**TASK TO CARRY OUT:** Give the entries again exactly, every one of them.
start
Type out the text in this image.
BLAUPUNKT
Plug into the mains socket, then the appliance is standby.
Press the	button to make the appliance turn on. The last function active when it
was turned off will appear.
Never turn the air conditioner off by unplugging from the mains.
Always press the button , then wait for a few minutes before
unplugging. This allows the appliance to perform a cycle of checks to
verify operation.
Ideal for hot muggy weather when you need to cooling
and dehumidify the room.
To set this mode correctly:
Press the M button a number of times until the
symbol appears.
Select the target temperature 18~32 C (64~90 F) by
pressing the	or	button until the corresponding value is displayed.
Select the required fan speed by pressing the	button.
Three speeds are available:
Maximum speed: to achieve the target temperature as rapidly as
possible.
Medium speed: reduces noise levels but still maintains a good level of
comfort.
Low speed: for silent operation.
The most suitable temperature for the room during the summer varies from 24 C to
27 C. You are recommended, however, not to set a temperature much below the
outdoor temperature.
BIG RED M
end
**ANSWER TO THIS TASK:**
Type out the text in this image.
BLAUPUNKT
Plug into the mains socket, then the appliance is standby.
Press the	button to make the appliance turn on. The last function active when it
was turned off will appear.
Never turn the air conditioner off by unplugging from the mains.
Always press the button , then wait for a few minutes before
unplugging. This allows the appliance to perform a cycle of checks to
verify operation.
Ideal for hot muggy weather when you need to cooling
and dehumidify the room.
To set this mode correctly:
Press the M button a number of times until the
symbol appears.
Select the target temperature 18~32 C (64~90 F) by
pressing the	or	button until the corresponding value is displayed.
Select the required fan speed by pressing the	button.
Three speeds are available:
Maximum speed: to achieve the target temperature as rapidly as
possible.
Medium speed: reduces noise levels but still maintains a good level of
comfort.
Low speed: for silent operation.
The most suitable temperature for the room during the summer varies from 24 C to
27 C. You are recommended, however, not to set a temperature much below the
outdoor temperature.
BIG RED M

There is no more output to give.